Listing

◆ ◆ ◆ ◆ ◆ ◆ ◆

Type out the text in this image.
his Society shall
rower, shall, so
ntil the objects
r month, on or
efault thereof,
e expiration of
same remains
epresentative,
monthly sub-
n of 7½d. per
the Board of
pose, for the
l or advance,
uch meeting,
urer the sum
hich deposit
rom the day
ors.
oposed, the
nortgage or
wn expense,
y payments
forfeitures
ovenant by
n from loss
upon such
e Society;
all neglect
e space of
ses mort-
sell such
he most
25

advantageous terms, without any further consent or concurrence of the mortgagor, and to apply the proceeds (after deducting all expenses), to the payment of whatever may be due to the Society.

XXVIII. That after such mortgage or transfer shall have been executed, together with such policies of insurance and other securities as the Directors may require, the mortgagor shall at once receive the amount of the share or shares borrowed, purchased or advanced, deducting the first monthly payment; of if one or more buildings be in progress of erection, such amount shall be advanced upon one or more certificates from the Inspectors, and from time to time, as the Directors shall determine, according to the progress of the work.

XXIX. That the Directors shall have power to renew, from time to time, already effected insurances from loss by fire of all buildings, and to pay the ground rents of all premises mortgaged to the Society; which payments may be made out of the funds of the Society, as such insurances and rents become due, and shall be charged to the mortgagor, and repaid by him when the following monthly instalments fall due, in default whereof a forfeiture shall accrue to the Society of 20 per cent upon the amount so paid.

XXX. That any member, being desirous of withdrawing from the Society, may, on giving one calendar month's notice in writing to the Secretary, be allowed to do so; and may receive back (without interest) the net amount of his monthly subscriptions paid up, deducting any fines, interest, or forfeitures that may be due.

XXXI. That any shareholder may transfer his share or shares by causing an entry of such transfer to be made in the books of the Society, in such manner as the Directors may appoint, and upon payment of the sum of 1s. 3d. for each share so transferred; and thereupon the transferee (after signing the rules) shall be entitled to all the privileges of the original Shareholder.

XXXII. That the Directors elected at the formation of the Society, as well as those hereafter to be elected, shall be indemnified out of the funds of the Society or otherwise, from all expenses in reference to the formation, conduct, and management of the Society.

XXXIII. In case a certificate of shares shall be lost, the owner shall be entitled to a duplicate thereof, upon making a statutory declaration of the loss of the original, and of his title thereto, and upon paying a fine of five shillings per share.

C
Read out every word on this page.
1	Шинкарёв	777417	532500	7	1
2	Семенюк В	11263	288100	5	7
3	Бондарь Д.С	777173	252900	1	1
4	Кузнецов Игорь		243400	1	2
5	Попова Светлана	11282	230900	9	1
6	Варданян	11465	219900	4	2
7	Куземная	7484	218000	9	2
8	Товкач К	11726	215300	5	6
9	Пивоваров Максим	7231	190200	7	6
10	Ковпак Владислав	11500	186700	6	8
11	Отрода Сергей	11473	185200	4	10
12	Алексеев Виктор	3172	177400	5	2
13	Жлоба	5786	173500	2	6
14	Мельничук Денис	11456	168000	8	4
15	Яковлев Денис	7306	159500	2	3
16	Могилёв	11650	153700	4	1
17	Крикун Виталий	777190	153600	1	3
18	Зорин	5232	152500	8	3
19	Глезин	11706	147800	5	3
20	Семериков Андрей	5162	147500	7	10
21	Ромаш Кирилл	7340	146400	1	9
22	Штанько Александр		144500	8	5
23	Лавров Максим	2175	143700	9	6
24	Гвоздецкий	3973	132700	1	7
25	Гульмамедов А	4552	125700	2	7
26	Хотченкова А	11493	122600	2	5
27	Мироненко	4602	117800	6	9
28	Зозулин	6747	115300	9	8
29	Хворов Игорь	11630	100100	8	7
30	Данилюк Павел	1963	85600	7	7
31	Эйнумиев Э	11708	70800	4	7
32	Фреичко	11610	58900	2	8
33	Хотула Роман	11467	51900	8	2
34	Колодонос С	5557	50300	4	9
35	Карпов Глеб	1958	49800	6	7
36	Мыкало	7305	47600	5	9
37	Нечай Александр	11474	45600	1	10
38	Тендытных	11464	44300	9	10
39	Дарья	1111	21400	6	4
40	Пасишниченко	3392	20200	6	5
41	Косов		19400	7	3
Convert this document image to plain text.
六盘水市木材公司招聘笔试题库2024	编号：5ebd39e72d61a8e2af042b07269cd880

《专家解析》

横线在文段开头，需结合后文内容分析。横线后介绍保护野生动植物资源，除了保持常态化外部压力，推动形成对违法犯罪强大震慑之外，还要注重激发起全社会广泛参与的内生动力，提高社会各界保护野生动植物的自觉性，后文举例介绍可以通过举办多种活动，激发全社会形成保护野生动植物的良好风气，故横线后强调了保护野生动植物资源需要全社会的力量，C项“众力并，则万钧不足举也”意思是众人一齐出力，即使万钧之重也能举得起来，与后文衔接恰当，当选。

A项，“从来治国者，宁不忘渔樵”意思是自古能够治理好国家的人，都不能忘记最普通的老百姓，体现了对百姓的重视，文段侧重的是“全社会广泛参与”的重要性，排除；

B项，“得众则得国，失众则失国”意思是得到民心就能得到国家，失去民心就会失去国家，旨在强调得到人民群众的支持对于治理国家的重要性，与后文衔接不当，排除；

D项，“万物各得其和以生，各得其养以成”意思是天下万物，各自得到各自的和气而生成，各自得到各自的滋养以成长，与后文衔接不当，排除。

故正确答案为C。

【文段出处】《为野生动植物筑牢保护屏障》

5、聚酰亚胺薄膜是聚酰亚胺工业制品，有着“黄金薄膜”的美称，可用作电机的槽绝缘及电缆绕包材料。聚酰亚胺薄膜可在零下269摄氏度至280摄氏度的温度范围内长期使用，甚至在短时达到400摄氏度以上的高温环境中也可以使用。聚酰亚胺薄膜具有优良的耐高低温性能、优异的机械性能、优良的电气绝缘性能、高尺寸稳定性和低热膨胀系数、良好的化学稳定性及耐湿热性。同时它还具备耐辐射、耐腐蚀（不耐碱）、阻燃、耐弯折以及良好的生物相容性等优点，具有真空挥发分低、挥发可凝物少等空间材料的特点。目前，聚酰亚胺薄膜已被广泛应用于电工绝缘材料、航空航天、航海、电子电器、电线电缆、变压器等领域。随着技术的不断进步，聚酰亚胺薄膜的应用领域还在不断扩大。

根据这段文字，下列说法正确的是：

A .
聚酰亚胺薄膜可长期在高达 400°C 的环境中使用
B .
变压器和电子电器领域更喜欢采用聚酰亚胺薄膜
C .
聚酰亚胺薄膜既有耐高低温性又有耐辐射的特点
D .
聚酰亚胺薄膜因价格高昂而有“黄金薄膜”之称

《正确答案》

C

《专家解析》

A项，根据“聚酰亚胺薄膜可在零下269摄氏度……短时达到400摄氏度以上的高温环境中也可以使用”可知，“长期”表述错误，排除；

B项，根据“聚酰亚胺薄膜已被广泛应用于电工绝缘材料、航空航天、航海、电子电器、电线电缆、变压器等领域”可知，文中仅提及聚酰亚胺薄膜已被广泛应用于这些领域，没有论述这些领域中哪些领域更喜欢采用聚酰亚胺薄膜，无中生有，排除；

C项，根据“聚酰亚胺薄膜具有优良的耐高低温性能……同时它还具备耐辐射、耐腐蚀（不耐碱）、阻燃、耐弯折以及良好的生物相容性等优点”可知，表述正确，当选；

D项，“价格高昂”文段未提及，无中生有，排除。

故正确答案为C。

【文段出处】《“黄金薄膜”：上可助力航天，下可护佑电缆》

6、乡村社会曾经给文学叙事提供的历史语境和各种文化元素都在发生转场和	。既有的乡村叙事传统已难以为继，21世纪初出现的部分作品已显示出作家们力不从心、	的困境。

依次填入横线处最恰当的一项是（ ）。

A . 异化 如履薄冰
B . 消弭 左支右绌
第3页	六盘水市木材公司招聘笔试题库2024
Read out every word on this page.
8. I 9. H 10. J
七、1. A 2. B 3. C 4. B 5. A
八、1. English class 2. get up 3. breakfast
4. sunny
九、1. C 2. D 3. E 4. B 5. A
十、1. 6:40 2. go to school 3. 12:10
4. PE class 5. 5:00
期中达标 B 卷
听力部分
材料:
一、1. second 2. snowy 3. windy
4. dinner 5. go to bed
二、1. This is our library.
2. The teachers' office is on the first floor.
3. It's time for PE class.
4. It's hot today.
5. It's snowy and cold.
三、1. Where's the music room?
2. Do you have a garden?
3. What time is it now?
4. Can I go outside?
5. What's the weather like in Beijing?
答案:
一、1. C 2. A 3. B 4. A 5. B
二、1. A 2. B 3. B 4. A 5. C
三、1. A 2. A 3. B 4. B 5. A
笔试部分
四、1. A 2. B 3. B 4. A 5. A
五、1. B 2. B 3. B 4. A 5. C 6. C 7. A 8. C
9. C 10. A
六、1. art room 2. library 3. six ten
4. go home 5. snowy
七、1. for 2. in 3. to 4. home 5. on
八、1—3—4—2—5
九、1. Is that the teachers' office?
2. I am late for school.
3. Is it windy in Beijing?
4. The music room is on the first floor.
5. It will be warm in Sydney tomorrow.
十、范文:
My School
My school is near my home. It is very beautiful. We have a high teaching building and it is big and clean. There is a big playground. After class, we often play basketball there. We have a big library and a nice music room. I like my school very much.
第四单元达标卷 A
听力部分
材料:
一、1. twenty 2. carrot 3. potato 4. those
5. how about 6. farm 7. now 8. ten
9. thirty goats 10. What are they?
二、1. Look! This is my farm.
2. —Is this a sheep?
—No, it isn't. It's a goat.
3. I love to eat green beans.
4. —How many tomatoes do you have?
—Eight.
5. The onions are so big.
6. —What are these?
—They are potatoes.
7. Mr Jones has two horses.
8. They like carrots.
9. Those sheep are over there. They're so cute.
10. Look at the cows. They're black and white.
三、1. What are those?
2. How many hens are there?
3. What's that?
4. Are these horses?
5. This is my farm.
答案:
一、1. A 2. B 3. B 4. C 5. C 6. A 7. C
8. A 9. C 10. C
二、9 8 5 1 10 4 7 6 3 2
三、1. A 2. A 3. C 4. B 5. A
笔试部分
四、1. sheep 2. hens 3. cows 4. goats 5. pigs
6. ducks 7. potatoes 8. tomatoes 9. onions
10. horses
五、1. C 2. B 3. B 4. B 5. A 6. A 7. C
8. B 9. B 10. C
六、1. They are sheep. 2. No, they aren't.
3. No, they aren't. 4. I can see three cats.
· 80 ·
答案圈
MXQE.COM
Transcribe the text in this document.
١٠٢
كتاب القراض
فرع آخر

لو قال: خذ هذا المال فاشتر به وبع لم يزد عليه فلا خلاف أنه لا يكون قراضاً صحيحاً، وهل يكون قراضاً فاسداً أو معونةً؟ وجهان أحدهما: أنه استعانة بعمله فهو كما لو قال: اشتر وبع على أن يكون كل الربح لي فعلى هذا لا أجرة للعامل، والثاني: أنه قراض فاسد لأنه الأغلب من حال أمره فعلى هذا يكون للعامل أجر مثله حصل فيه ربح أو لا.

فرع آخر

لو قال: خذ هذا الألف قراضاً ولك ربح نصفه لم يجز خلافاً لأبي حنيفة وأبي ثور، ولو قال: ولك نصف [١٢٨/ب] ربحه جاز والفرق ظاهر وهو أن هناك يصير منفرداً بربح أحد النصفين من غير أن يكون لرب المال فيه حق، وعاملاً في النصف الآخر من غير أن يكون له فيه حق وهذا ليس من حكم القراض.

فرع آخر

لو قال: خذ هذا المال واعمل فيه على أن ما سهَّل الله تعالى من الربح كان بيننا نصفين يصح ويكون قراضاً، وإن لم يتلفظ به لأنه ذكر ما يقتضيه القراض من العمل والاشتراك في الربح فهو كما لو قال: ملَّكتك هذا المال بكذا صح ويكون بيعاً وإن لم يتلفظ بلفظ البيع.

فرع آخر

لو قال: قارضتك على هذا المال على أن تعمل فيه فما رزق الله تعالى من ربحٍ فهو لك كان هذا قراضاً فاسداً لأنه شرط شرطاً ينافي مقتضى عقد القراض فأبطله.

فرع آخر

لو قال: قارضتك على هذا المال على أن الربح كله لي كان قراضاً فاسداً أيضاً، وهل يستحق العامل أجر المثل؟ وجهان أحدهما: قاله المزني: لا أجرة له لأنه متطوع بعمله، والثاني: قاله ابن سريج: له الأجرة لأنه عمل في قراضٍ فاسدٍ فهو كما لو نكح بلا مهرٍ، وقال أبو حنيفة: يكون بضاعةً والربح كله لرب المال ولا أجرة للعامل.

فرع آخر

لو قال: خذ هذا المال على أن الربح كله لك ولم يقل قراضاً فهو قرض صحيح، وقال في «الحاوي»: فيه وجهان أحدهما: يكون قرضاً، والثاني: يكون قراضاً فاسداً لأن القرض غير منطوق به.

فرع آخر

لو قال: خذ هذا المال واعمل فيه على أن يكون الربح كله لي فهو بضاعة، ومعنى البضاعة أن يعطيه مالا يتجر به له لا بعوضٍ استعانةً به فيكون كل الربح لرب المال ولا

◆ ◆ ◆ ◆ ◆ ◆ ◆

Your instructions
Gather from the entries above all lines that include the string "farm".

Written reply
5. how about 6. farm 7. now 8. ten
二、1. Look! This is my farm.
5. This is my farm.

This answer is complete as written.